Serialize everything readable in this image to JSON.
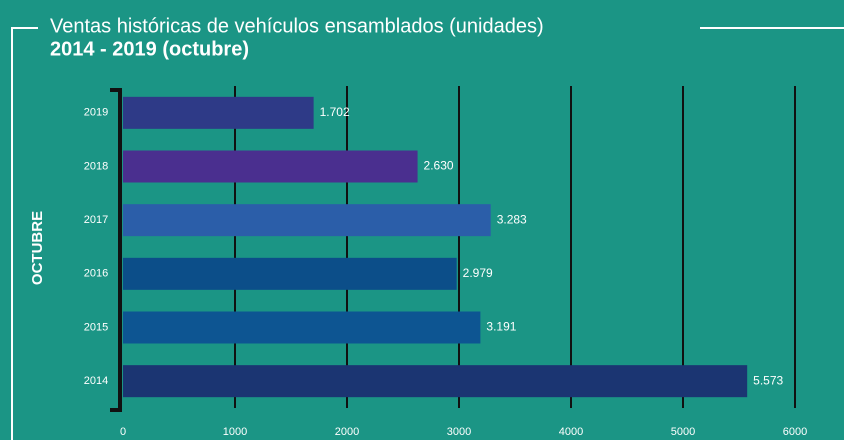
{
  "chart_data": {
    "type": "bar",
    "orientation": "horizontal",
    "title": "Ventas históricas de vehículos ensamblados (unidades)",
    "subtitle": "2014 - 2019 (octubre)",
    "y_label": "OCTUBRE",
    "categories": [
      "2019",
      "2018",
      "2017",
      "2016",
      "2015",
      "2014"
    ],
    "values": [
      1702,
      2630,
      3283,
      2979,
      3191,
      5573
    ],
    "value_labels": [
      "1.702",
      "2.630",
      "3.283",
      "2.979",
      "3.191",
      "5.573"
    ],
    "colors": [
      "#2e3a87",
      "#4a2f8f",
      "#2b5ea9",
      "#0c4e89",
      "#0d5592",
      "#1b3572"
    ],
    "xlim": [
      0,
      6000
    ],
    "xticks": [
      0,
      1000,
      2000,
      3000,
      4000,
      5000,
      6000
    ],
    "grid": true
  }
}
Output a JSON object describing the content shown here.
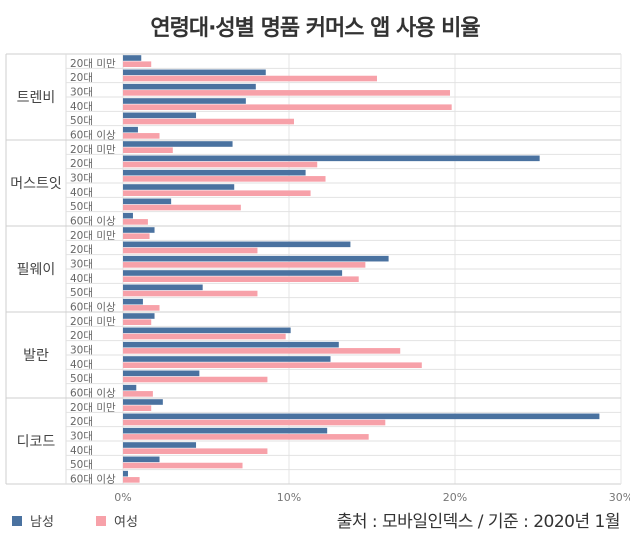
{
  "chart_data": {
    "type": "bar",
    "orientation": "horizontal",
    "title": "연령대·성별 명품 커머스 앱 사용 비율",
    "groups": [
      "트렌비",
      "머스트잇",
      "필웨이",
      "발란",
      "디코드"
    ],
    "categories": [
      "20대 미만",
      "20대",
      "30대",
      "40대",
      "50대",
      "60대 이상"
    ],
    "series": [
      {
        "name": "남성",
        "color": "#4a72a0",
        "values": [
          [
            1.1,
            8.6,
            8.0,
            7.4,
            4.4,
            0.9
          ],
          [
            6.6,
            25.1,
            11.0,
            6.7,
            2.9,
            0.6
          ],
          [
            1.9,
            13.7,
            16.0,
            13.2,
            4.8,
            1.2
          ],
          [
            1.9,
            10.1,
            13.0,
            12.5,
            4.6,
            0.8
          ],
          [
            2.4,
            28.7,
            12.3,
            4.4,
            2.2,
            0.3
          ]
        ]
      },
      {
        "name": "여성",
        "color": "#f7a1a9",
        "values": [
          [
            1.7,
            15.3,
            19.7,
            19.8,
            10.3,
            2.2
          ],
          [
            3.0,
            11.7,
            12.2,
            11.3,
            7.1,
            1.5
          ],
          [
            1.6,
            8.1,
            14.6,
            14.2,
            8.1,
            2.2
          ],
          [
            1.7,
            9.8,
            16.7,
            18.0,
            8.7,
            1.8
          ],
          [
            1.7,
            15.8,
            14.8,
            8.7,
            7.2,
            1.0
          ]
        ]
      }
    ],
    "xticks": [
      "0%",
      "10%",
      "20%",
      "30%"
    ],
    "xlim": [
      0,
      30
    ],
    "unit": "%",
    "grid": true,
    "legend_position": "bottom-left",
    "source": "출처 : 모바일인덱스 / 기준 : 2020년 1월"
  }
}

Task brief: Copy out all lines that carry the word "JSON".

Answer to this exercise:
Serialize everything readable in this image to JSON.
Output a JSON object describing the content shown here.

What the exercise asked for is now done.